## BEGIN Information given
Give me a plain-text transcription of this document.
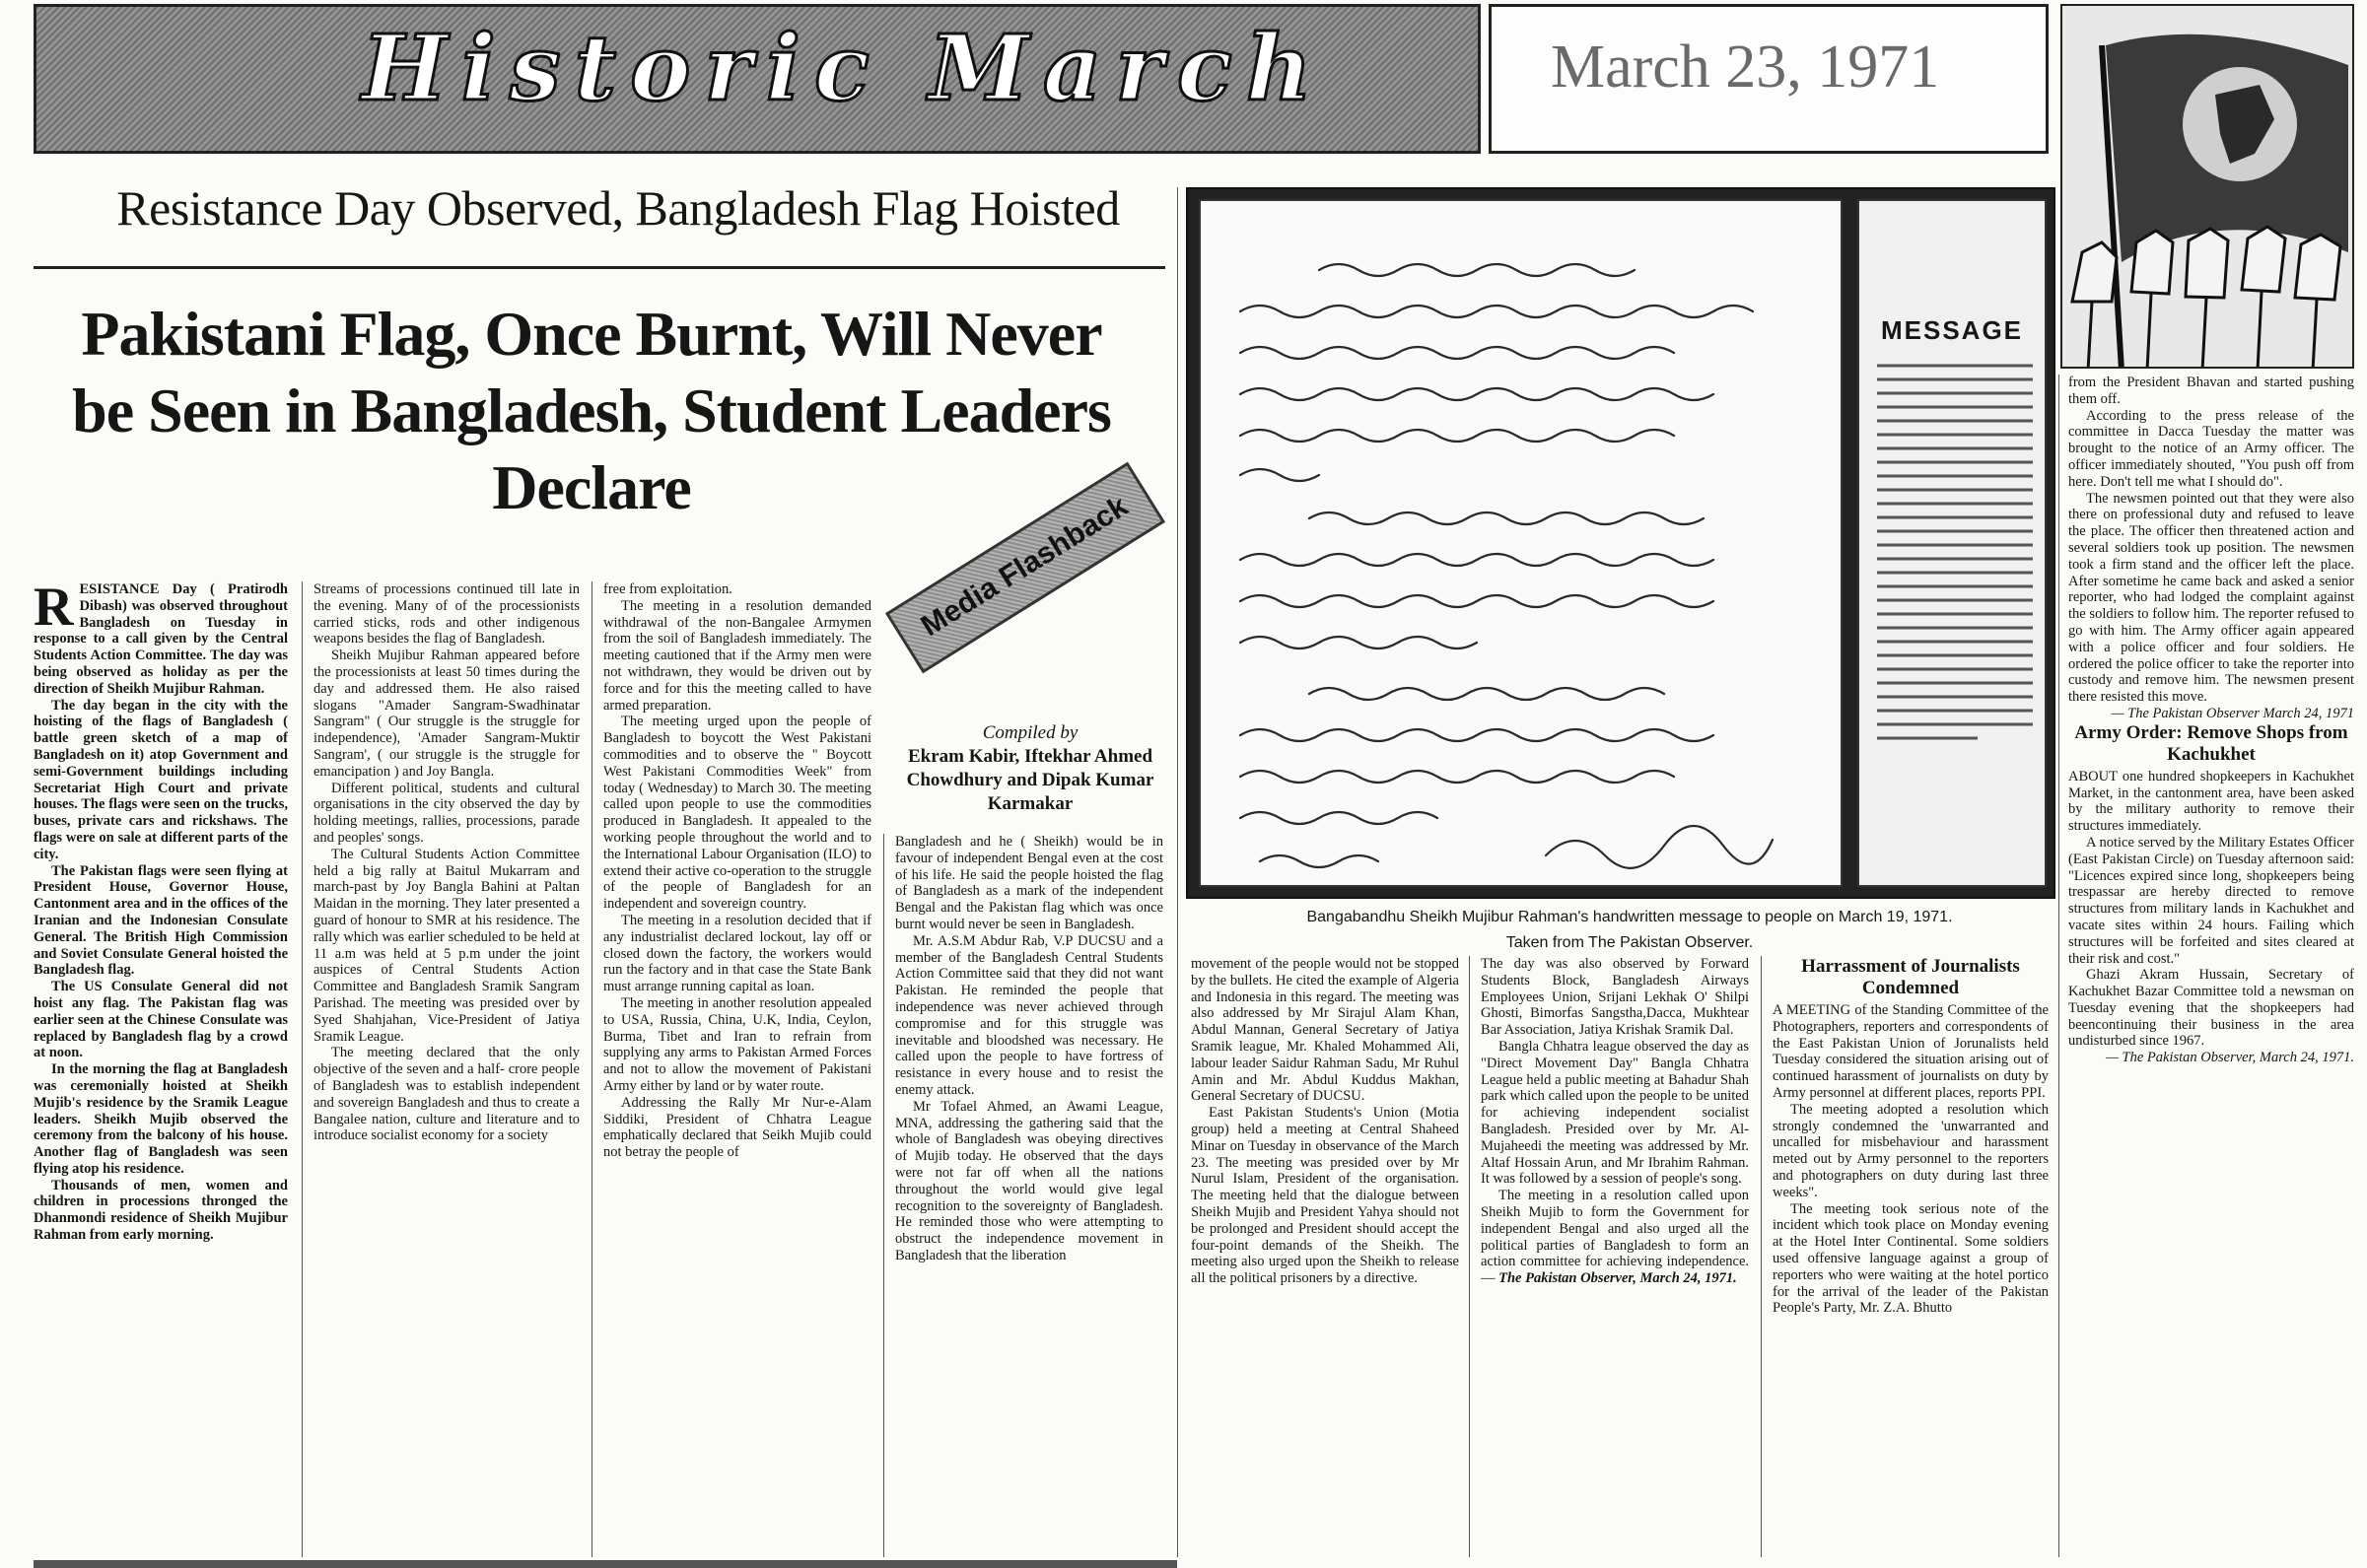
Historic March	March 23, 1971
Resistance Day Observed, Bangladesh Flag Hoisted
Pakistani Flag, Once Burnt, Will Never be Seen in Bangladesh, Student Leaders Declare
Media Flashback
Compiled by
Ekram Kabir, Iftekhar Ahmed Chowdhury and Dipak Kumar Karmakar

RESISTANCE Day ( Pratirodh Dibash) was observed throughout Bangladesh on Tuesday in response to a call given by the Central Students Action Committee. The day was being observed as holiday as per the direction of Sheikh Mujibur Rahman.

The day began in the city with the hoisting of the flags of Bangladesh ( battle green sketch of a map of Bangladesh on it) atop Government and semi-Government buildings including Secretariat High Court and private houses. The flags were seen on the trucks, buses, private cars and rickshaws. The flags were on sale at different parts of the city.

The Pakistan flags were seen flying at President House, Governor House, Cantonment area and in the offices of the Iranian and the Indonesian Consulate General. The British High Commission and Soviet Consulate General hoisted the Bangladesh flag.

The US Consulate General did not hoist any flag. The Pakistan flag was earlier seen at the Chinese Consulate was replaced by Bangladesh flag by a crowd at noon.

In the morning the flag at Bangladesh was ceremonially hoisted at Sheikh Mujib's residence by the Sramik League leaders. Sheikh Mujib observed the ceremony from the balcony of his house. Another flag of Bangladesh was seen flying atop his residence.

Thousands of men, women and children in processions thronged the Dhanmondi residence of Sheikh Mujibur Rahman from early morning.

Streams of processions continued till late in the evening. Many of of the processionists carried sticks, rods and other indigenous weapons besides the flag of Bangladesh.

Sheikh Mujibur Rahman appeared before the processionists at least 50 times during the day and addressed them. He also raised slogans "Amader Sangram-Swadhinatar Sangram" ( Our struggle is the struggle for independence), 'Amader Sangram-Muktir Sangram', ( our struggle is the struggle for emancipation ) and Joy Bangla.

Different political, students and cultural organisations in the city observed the day by holding meetings, rallies, processions, parade and peoples' songs.

The Cultural Students Action Committee held a big rally at Baitul Mukarram and march-past by Joy Bangla Bahini at Paltan Maidan in the morning. They later presented a guard of honour to SMR at his residence. The rally which was earlier scheduled to be held at 11 a.m was held at 5 p.m under the joint auspices of Central Students Action Committee and Bangladesh Sramik Sangram Parishad. The meeting was presided over by Syed Shahjahan, Vice-President of Jatiya Sramik League.

The meeting declared that the only objective of the seven and a half- crore people of Bangladesh was to establish independent and sovereign Bangladesh and thus to create a Bangalee nation, culture and literature and to introduce socialist economy for a society

free from exploitation.

The meeting in a resolution demanded withdrawal of the non-Bangalee Armymen from the soil of Bangladesh immediately. The meeting cautioned that if the Army men were not withdrawn, they would be driven out by force and for this the meeting called to have armed preparation.

The meeting urged upon the people of Bangladesh to boycott the West Pakistani commodities and to observe the " Boycott West Pakistani Commodities Week" from today ( Wednesday) to March 30. The meeting called upon people to use the commodities produced in Bangladesh. It appealed to the working people throughout the world and to the International Labour Organisation (ILO) to extend their active co-operation to the struggle of the people of Bangladesh for an independent and sovereign country.

The meeting in a resolution decided that if any industrialist declared lockout, lay off or closed down the factory, the workers would run the factory and in that case the State Bank must arrange running capital as loan.

The meeting in another resolution appealed to USA, Russia, China, U.K, India, Ceylon, Burma, Tibet and Iran to refrain from supplying any arms to Pakistan Armed Forces and not to allow the movement of Pakistani Army either by land or by water route.

Addressing the Rally Mr Nur-e-Alam Siddiki, President of Chhatra League emphatically declared that Seikh Mujib could not betray the people of

Bangladesh and he ( Sheikh) would be in favour of independent Bengal even at the cost of his life. He said the people hoisted the flag of Bangladesh as a mark of the independent Bengal and the Pakistan flag which was once burnt would never be seen in Bangladesh.

Mr. A.S.M Abdur Rab, V.P DUCSU and a member of the Bangladesh Central Students Action Committee said that they did not want Pakistan. He reminded the people that independence was never achieved through compromise and for this struggle was inevitable and bloodshed was necessary. He called upon the people to have fortress of resistance in every house and to resist the enemy attack.

Mr Tofael Ahmed, an Awami League, MNA, addressing the gathering said that the whole of Bangladesh was obeying directives of Mujib today. He observed that the days were not far off when all the nations throughout the world would give legal recognition to the sovereignty of Bangladesh. He reminded those who were attempting to obstruct the independence movement in Bangladesh that the liberation

MESSAGE
Bangabandhu Sheikh Mujibur Rahman's handwritten message to people on March 19, 1971.
Taken from The Pakistan Observer.

movement of the people would not be stopped by the bullets. He cited the example of Algeria and Indonesia in this regard. The meeting was also addressed by Mr Sirajul Alam Khan, Abdul Mannan, General Secretary of Jatiya Sramik league, Mr. Khaled Mohammed Ali, labour leader Saidur Rahman Sadu, Mr Ruhul Amin and Mr. Abdul Kuddus Makhan, General Secretary of DUCSU.

East Pakistan Students's Union (Motia group) held a meeting at Central Shaheed Minar on Tuesday in observance of the March 23. The meeting was presided over by Mr Nurul Islam, President of the organisation. The meeting held that the dialogue between Sheikh Mujib and President Yahya should not be prolonged and President should accept the four-point demands of the Sheikh. The meeting also urged upon the Sheikh to release all the political prisoners by a directive.

The day was also observed by Forward Students Block, Bangladesh Airways Employees Union, Srijani Lekhak O' Shilpi Ghosti, Bimorfas Sangstha,Dacca, Mukhtear Bar Association, Jatiya Krishak Sramik Dal.

Bangla Chhatra league observed the day as "Direct Movement Day" Bangla Chhatra League held a public meeting at Bahadur Shah park which called upon the people to be united for achieving independent socialist Bangladesh. Presided over by Mr. Al-Mujaheedi the meeting was addressed by Mr. Altaf Hossain Arun, and Mr Ibrahim Rahman. It was followed by a session of people's song.

The meeting in a resolution called upon Sheikh Mujib to form the Government for independent Bengal and also urged all the political parties of Bangladesh to form an action committee for achieving independence.— The Pakistan Observer, March 24, 1971.

Harrassment of Journalists Condemned

A MEETING of the Standing Committee of the Photographers, reporters and correspondents of the East Pakistan Union of Jorunalists held Tuesday considered the situation arising out of continued harassment of journalists on duty by Army personnel at different places, reports PPI.

The meeting adopted a resolution which strongly condemned the 'unwarranted and uncalled for misbehaviour and harassment meted out by Army personnel to the reporters and photographers on duty during last three weeks".

The meeting took serious note of the incident which took place on Monday evening at the Hotel Inter Continental. Some soldiers used offensive language against a group of reporters who were waiting at the hotel portico for the arrival of the leader of the Pakistan People's Party, Mr. Z.A. Bhutto

from the President Bhavan and started pushing them off.

According to the press release of the committee in Dacca Tuesday the matter was brought to the notice of an Army officer. The officer immediately shouted, "You push off from here. Don't tell me what I should do".

The newsmen pointed out that they were also there on professional duty and refused to leave the place. The officer then threatened action and several soldiers took up position. The newsmen took a firm stand and the officer left the place. After sometime he came back and asked a senior reporter, who had lodged the complaint against the soldiers to follow him. The reporter refused to go with him. The Army officer again appeared with a police officer and four soldiers. He ordered the police officer to take the reporter into custody and remove him. The newsmen present there resisted this move.

— The Pakistan Observer March 24, 1971

Army Order: Remove Shops from Kachukhet

ABOUT one hundred shopkeepers in Kachukhet Market, in the cantonment area, have been asked by the military authority to remove their structures immediately.

A notice served by the Military Estates Officer (East Pakistan Circle) on Tuesday afternoon said: "Licences expired since long, shopkeepers being trespassar are hereby directed to remove structures from military lands in Kachukhet and vacate sites within 24 hours. Failing which structures will be forfeited and sites cleared at their risk and cost."

Ghazi Akram Hussain, Secretary of Kachukhet Bazar Committee told a newsman on Tuesday evening that the shopkeepers had beencontinuing their business in the area undisturbed since 1967.

— The Pakistan Observer, March 24, 1971.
## END Information given
▸ Directive:
Copy each line above containing the string "processionists".

▸ Full output:
Streams of processions continued till late in the evening. Many of of the processionists carried sticks, rods and other indigenous weapons besides the flag of Bangladesh.
Sheikh Mujibur Rahman appeared before the processionists at least 50 times during the day and addressed them. He also raised slogans "Amader Sangram-Swadhinatar Sangram" ( Our struggle is the struggle for independence), 'Amader Sangram-Muktir Sangram', ( our struggle is the struggle for emancipation ) and Joy Bangla.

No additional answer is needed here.